DIRECTIONS FOR THIS TASK
Return the listing below exactly, with the pictures dropped.

THE INPUT
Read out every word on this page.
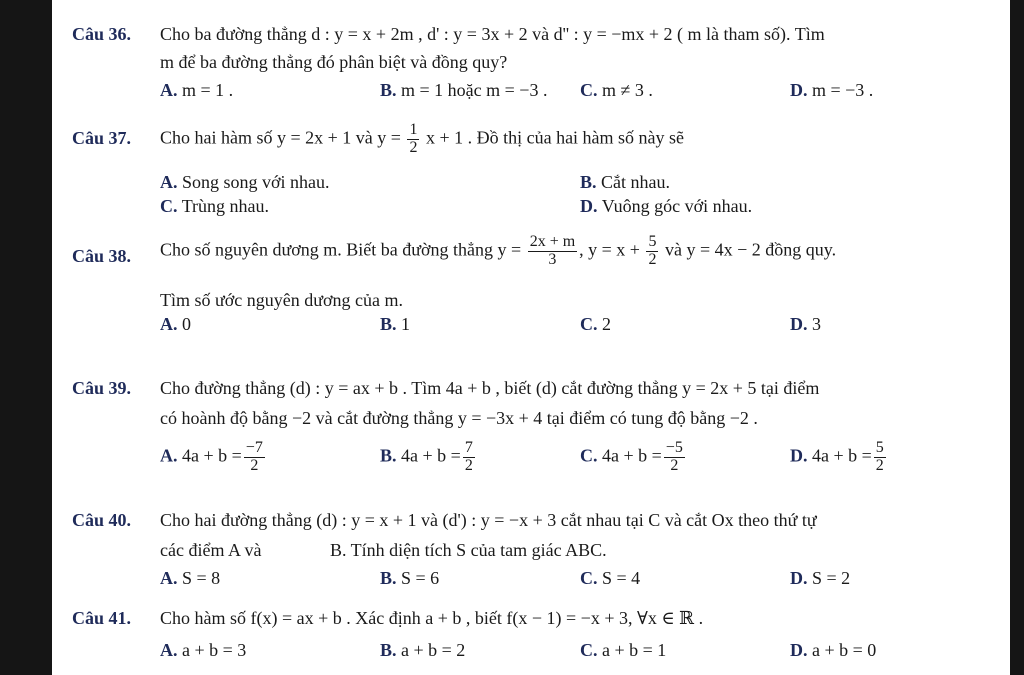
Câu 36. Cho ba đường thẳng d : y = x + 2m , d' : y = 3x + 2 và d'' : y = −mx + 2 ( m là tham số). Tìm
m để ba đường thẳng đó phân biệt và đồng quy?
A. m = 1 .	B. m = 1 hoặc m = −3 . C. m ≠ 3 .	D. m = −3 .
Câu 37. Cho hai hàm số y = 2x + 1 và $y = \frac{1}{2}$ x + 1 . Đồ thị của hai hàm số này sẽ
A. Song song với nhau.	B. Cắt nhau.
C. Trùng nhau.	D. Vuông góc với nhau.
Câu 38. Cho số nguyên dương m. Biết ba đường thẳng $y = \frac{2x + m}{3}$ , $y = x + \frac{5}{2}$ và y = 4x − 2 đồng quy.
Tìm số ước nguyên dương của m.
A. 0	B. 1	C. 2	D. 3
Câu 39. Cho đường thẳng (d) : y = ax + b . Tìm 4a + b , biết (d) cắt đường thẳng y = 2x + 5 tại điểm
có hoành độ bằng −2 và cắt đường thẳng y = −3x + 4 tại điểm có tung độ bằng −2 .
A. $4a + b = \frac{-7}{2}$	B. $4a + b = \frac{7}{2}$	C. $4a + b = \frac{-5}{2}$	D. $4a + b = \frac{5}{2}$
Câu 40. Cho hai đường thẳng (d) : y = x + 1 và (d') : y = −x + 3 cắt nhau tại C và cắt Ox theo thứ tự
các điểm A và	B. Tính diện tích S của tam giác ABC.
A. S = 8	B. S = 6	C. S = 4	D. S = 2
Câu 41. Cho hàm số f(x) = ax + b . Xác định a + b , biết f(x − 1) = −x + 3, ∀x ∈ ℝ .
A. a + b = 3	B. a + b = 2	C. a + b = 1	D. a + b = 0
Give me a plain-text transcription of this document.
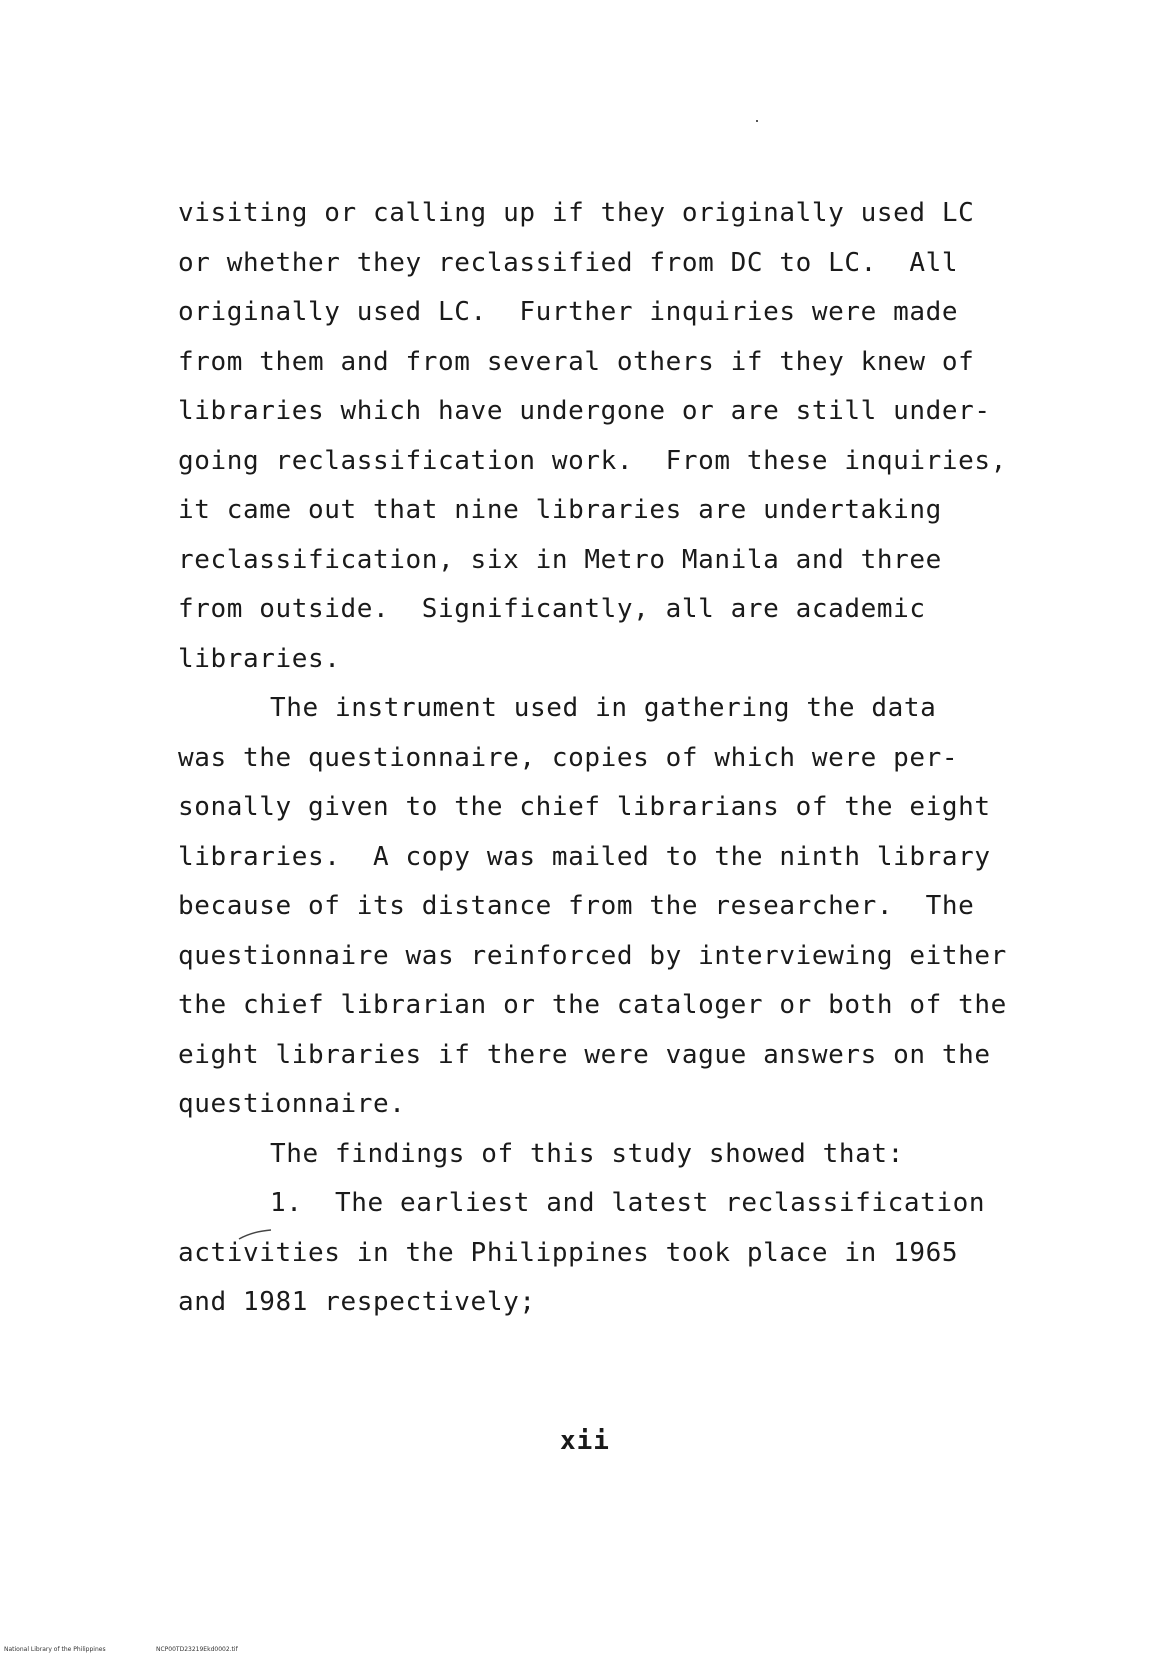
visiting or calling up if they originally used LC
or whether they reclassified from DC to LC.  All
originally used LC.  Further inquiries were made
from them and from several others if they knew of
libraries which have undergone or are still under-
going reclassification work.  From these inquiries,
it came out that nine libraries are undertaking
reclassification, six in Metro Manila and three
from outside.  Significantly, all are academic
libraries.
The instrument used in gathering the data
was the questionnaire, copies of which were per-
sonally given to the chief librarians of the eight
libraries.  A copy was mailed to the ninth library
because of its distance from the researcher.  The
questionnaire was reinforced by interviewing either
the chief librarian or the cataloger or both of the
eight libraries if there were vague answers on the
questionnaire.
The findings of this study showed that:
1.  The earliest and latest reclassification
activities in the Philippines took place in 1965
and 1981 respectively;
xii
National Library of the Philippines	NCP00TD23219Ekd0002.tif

EXPECTED OUTPUT
Read out every word on this page.
Câu 36. Cho ba đường thẳng d : y = x + 2m , d' : y = 3x + 2 và d'' : y = −mx + 2 ( m là tham số). Tìm
m để ba đường thẳng đó phân biệt và đồng quy?
A. m = 1 .	B. m = 1 hoặc m = −3 . C. m ≠ 3 .	D. m = −3 .
Câu 37. Cho hai hàm số y = 2x + 1 và $y = \frac{1}{2}$ x + 1 . Đồ thị của hai hàm số này sẽ
A. Song song với nhau.	B. Cắt nhau.
C. Trùng nhau.	D. Vuông góc với nhau.
Câu 38. Cho số nguyên dương m. Biết ba đường thẳng $y = \frac{2x + m}{3}$ , $y = x + \frac{5}{2}$ và y = 4x − 2 đồng quy.
Tìm số ước nguyên dương của m.
A. 0	B. 1	C. 2	D. 3
Câu 39. Cho đường thẳng (d) : y = ax + b . Tìm 4a + b , biết (d) cắt đường thẳng y = 2x + 5 tại điểm
có hoành độ bằng −2 và cắt đường thẳng y = −3x + 4 tại điểm có tung độ bằng −2 .
A. $4a + b = \frac{-7}{2}$	B. $4a + b = \frac{7}{2}$	C. $4a + b = \frac{-5}{2}$	D. $4a + b = \frac{5}{2}$
Câu 40. Cho hai đường thẳng (d) : y = x + 1 và (d') : y = −x + 3 cắt nhau tại C và cắt Ox theo thứ tự
các điểm A và	B. Tính diện tích S của tam giác ABC.
A. S = 8	B. S = 6	C. S = 4	D. S = 2
Câu 41. Cho hàm số f(x) = ax + b . Xác định a + b , biết f(x − 1) = −x + 3, ∀x ∈ ℝ .
A. a + b = 3	B. a + b = 2	C. a + b = 1	D. a + b = 0
Give me a plain-text transcription of this document.
visiting or calling up if they originally used LC
or whether they reclassified from DC to LC.  All
originally used LC.  Further inquiries were made
from them and from several others if they knew of
libraries which have undergone or are still under-
going reclassification work.  From these inquiries,
it came out that nine libraries are undertaking
reclassification, six in Metro Manila and three
from outside.  Significantly, all are academic
libraries.
The instrument used in gathering the data
was the questionnaire, copies of which were per-
sonally given to the chief librarians of the eight
libraries.  A copy was mailed to the ninth library
because of its distance from the researcher.  The
questionnaire was reinforced by interviewing either
the chief librarian or the cataloger or both of the
eight libraries if there were vague answers on the
questionnaire.
The findings of this study showed that:
1.  The earliest and latest reclassification
activities in the Philippines took place in 1965
and 1981 respectively;
xii
National Library of the Philippines	NCP00TD23219Ekd0002.tif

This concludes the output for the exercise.